[THE EXERCISE]
Scan the lines below for the word "this". Copy each line you find it in.

[EXTRACTED ENTRIES]
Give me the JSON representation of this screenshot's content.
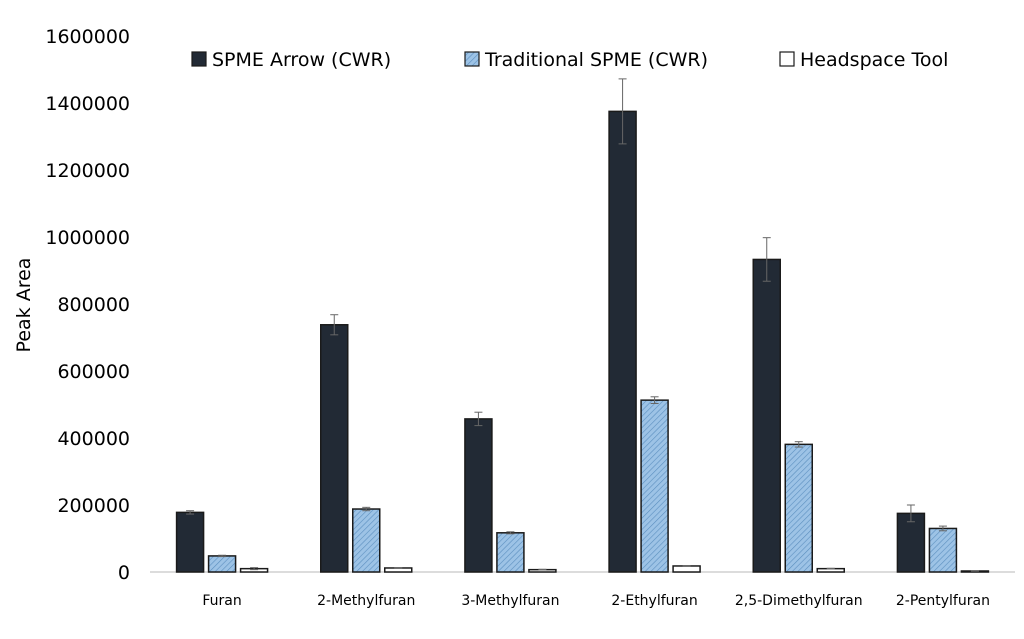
{
  "chart_data": {
    "type": "bar",
    "title": "",
    "xlabel": "",
    "ylabel": "Peak Area",
    "ylim": [
      0,
      1600000
    ],
    "yticks": [
      "0",
      "200000",
      "400000",
      "600000",
      "800000",
      "1000000",
      "1200000",
      "1400000",
      "1600000"
    ],
    "grid": false,
    "legend_position": "top",
    "categories": [
      "Furan",
      "2-Methylfuran",
      "3-Methylfuran",
      "2-Ethylfuran",
      "2,5-Dimethylfuran",
      "2-Pentylfuran"
    ],
    "series": [
      {
        "name": "SPME Arrow (CWR)",
        "color": "#222a35",
        "pattern": "solid",
        "values": [
          178000,
          738000,
          457000,
          1375000,
          933000,
          175000
        ],
        "errors": [
          5000,
          30000,
          20000,
          97000,
          65000,
          25000
        ]
      },
      {
        "name": "Traditional SPME (CWR)",
        "color": "#9dc3e6",
        "pattern": "hatched",
        "values": [
          48000,
          188000,
          117000,
          513000,
          381000,
          130000
        ],
        "errors": [
          2000,
          5000,
          3000,
          10000,
          8000,
          7000
        ]
      },
      {
        "name": "Headspace Tool",
        "color": "#ffffff",
        "pattern": "outline",
        "values": [
          10000,
          12000,
          7000,
          18000,
          10000,
          3000
        ],
        "errors": [
          3000,
          1000,
          1000,
          1000,
          1000,
          500
        ]
      }
    ]
  }
}
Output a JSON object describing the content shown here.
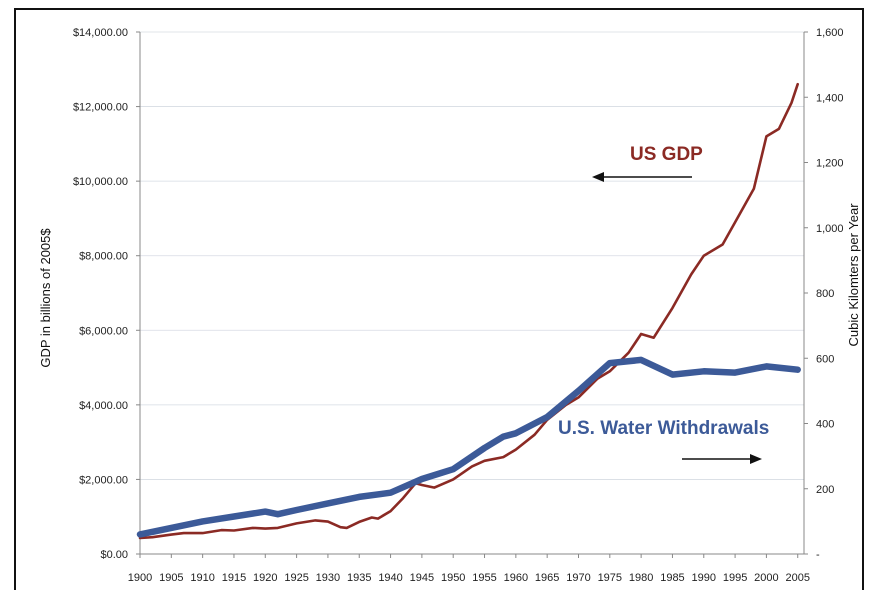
{
  "chart_data": {
    "type": "line",
    "title": "",
    "xlabel": "",
    "ylabel_left": "GDP in billions of 2005$",
    "ylabel_right": "Cubic Kilomters per Year",
    "xlim": [
      1900,
      2006
    ],
    "ylim_left": [
      0,
      14000
    ],
    "ylim_right": [
      0,
      1600
    ],
    "x_ticks": [
      "1900",
      "1905",
      "1910",
      "1915",
      "1920",
      "1925",
      "1930",
      "1935",
      "1940",
      "1945",
      "1950",
      "1955",
      "1960",
      "1965",
      "1970",
      "1975",
      "1980",
      "1985",
      "1990",
      "1995",
      "2000",
      "2005"
    ],
    "y_ticks_left": [
      "$0.00",
      "$2,000.00",
      "$4,000.00",
      "$6,000.00",
      "$8,000.00",
      "$10,000.00",
      "$12,000.00",
      "$14,000.00"
    ],
    "y_ticks_right": [
      "-",
      "200",
      "400",
      "600",
      "800",
      "1,000",
      "1,200",
      "1,400",
      "1,600"
    ],
    "grid": true,
    "annotations": [
      {
        "text": "US GDP",
        "arrow": "left"
      },
      {
        "text": "U.S. Water Withdrawals",
        "arrow": "right"
      }
    ],
    "series": [
      {
        "name": "US GDP",
        "axis": "left",
        "color": "#8b2a24",
        "x": [
          1900,
          1902,
          1905,
          1907,
          1910,
          1913,
          1915,
          1918,
          1920,
          1922,
          1925,
          1928,
          1930,
          1932,
          1933,
          1935,
          1937,
          1938,
          1940,
          1942,
          1944,
          1945,
          1947,
          1950,
          1953,
          1955,
          1958,
          1960,
          1963,
          1965,
          1968,
          1970,
          1973,
          1975,
          1978,
          1980,
          1982,
          1985,
          1988,
          1990,
          1993,
          1995,
          1998,
          2000,
          2002,
          2004,
          2005
        ],
        "values": [
          430,
          450,
          520,
          560,
          560,
          640,
          630,
          700,
          680,
          700,
          820,
          900,
          870,
          720,
          700,
          860,
          980,
          950,
          1150,
          1500,
          1900,
          1850,
          1780,
          2000,
          2350,
          2500,
          2600,
          2800,
          3200,
          3600,
          4000,
          4200,
          4700,
          4900,
          5400,
          5900,
          5800,
          6600,
          7500,
          8000,
          8300,
          8900,
          9800,
          11200,
          11400,
          12100,
          12600
        ]
      },
      {
        "name": "U.S. Water Withdrawals",
        "axis": "right",
        "color": "#3c5a98",
        "x": [
          1900,
          1905,
          1910,
          1915,
          1920,
          1922,
          1925,
          1930,
          1935,
          1940,
          1945,
          1950,
          1955,
          1958,
          1960,
          1965,
          1970,
          1975,
          1980,
          1985,
          1990,
          1995,
          2000,
          2005
        ],
        "values": [
          60,
          80,
          100,
          115,
          130,
          122,
          135,
          155,
          175,
          188,
          230,
          260,
          325,
          360,
          370,
          420,
          500,
          585,
          595,
          550,
          560,
          556,
          575,
          565
        ]
      }
    ]
  }
}
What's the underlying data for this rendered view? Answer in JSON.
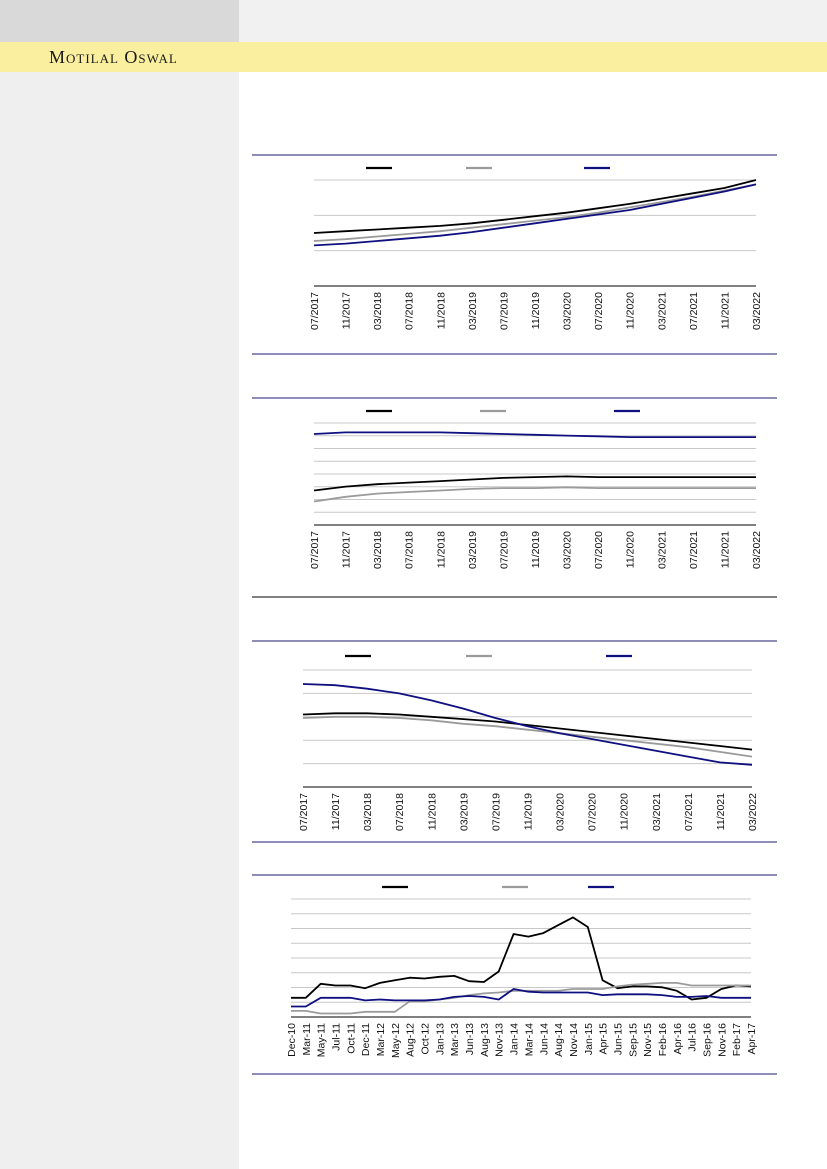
{
  "brand": {
    "name": "Motilal Oswal"
  },
  "colors": {
    "black": "#000000",
    "grey": "#9b9b9b",
    "navy": "#0f0f80",
    "rule": "#1b1b6f",
    "grid": "#c8c8c8"
  },
  "chart_data": [
    {
      "type": "line",
      "x": [
        "07/2017",
        "11/2017",
        "03/2018",
        "07/2018",
        "11/2018",
        "03/2019",
        "07/2019",
        "11/2019",
        "03/2020",
        "07/2020",
        "11/2020",
        "03/2021",
        "07/2021",
        "11/2021",
        "03/2022"
      ],
      "series": [
        {
          "color": "black",
          "values": [
            1.0,
            1.02,
            1.04,
            1.06,
            1.08,
            1.11,
            1.15,
            1.19,
            1.23,
            1.28,
            1.33,
            1.39,
            1.45,
            1.51,
            1.6
          ]
        },
        {
          "color": "grey",
          "values": [
            0.91,
            0.93,
            0.96,
            0.99,
            1.02,
            1.06,
            1.1,
            1.14,
            1.18,
            1.23,
            1.29,
            1.35,
            1.41,
            1.48,
            1.55
          ]
        },
        {
          "color": "navy",
          "values": [
            0.86,
            0.88,
            0.91,
            0.94,
            0.97,
            1.01,
            1.06,
            1.11,
            1.16,
            1.21,
            1.26,
            1.33,
            1.4,
            1.47,
            1.55
          ]
        }
      ],
      "gridlines": 3,
      "legend": "top"
    },
    {
      "type": "line",
      "x": [
        "07/2017",
        "11/2017",
        "03/2018",
        "07/2018",
        "11/2018",
        "03/2019",
        "07/2019",
        "11/2019",
        "03/2020",
        "07/2020",
        "11/2020",
        "03/2021",
        "07/2021",
        "11/2021",
        "03/2022"
      ],
      "series": [
        {
          "color": "black",
          "values": [
            2.7,
            2.95,
            3.1,
            3.2,
            3.3,
            3.4,
            3.5,
            3.55,
            3.6,
            3.55,
            3.55,
            3.55,
            3.55,
            3.55,
            3.55
          ]
        },
        {
          "color": "grey",
          "values": [
            2.0,
            2.3,
            2.5,
            2.6,
            2.7,
            2.8,
            2.85,
            2.85,
            2.9,
            2.85,
            2.85,
            2.85,
            2.85,
            2.85,
            2.85
          ]
        },
        {
          "color": "navy",
          "values": [
            6.3,
            6.4,
            6.4,
            6.4,
            6.4,
            6.35,
            6.3,
            6.25,
            6.2,
            6.15,
            6.1,
            6.1,
            6.1,
            6.1,
            6.1
          ]
        }
      ],
      "gridlines": 8,
      "legend": "top"
    },
    {
      "type": "line",
      "x": [
        "07/2017",
        "11/2017",
        "03/2018",
        "07/2018",
        "11/2018",
        "03/2019",
        "07/2019",
        "11/2019",
        "03/2020",
        "07/2020",
        "11/2020",
        "03/2021",
        "07/2021",
        "11/2021",
        "03/2022"
      ],
      "series": [
        {
          "color": "black",
          "values": [
            3.1,
            3.15,
            3.15,
            3.1,
            3.0,
            2.9,
            2.8,
            2.65,
            2.5,
            2.35,
            2.2,
            2.05,
            1.9,
            1.75,
            1.6
          ]
        },
        {
          "color": "grey",
          "values": [
            2.95,
            3.0,
            3.0,
            2.95,
            2.85,
            2.7,
            2.6,
            2.45,
            2.3,
            2.15,
            2.0,
            1.85,
            1.7,
            1.5,
            1.3
          ]
        },
        {
          "color": "navy",
          "values": [
            4.4,
            4.35,
            4.2,
            4.0,
            3.7,
            3.35,
            2.95,
            2.6,
            2.3,
            2.05,
            1.8,
            1.55,
            1.3,
            1.05,
            0.95
          ]
        }
      ],
      "gridlines": 5,
      "legend": "top"
    },
    {
      "type": "line",
      "x": [
        "Dec-10",
        "Mar-11",
        "May-11",
        "Jul-11",
        "Oct-11",
        "Dec-11",
        "Mar-12",
        "May-12",
        "Aug-12",
        "Oct-12",
        "Jan-13",
        "Mar-13",
        "Jun-13",
        "Aug-13",
        "Nov-13",
        "Jan-14",
        "Mar-14",
        "Jun-14",
        "Aug-14",
        "Nov-14",
        "Jan-15",
        "Apr-15",
        "Jun-15",
        "Sep-15",
        "Nov-15",
        "Feb-16",
        "Apr-16",
        "Jul-16",
        "Sep-16",
        "Nov-16",
        "Feb-17",
        "Apr-17"
      ],
      "series": [
        {
          "color": "black",
          "values": [
            1.2,
            1.2,
            2.8,
            2.6,
            2.6,
            2.3,
            2.9,
            3.2,
            3.5,
            3.4,
            3.6,
            3.7,
            3.1,
            3.0,
            4.2,
            8.5,
            8.2,
            8.6,
            9.5,
            10.4,
            9.3,
            3.2,
            2.3,
            2.5,
            2.5,
            2.4,
            2.0,
            1.0,
            1.2,
            2.2,
            2.6,
            2.5
          ]
        },
        {
          "color": "grey",
          "values": [
            -0.3,
            -0.3,
            -0.6,
            -0.6,
            -0.6,
            -0.4,
            -0.4,
            -0.4,
            0.8,
            0.8,
            1.0,
            1.2,
            1.5,
            1.7,
            1.8,
            2.0,
            2.0,
            2.0,
            2.0,
            2.2,
            2.2,
            2.2,
            2.5,
            2.7,
            2.8,
            2.9,
            2.9,
            2.6,
            2.6,
            2.6,
            2.6,
            2.6
          ]
        },
        {
          "color": "navy",
          "values": [
            0.2,
            0.2,
            1.2,
            1.2,
            1.2,
            0.9,
            1.0,
            0.9,
            0.9,
            0.9,
            1.0,
            1.3,
            1.4,
            1.3,
            1.0,
            2.2,
            1.9,
            1.8,
            1.8,
            1.8,
            1.8,
            1.5,
            1.6,
            1.6,
            1.6,
            1.5,
            1.3,
            1.3,
            1.4,
            1.2,
            1.2,
            1.2
          ]
        }
      ],
      "gridlines": 8,
      "legend": "top"
    }
  ]
}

[FINISHED EXERCISE]
Give me the JSON representation of this screenshot's content.
What's the underlying data for this rendered view? Answer in JSON.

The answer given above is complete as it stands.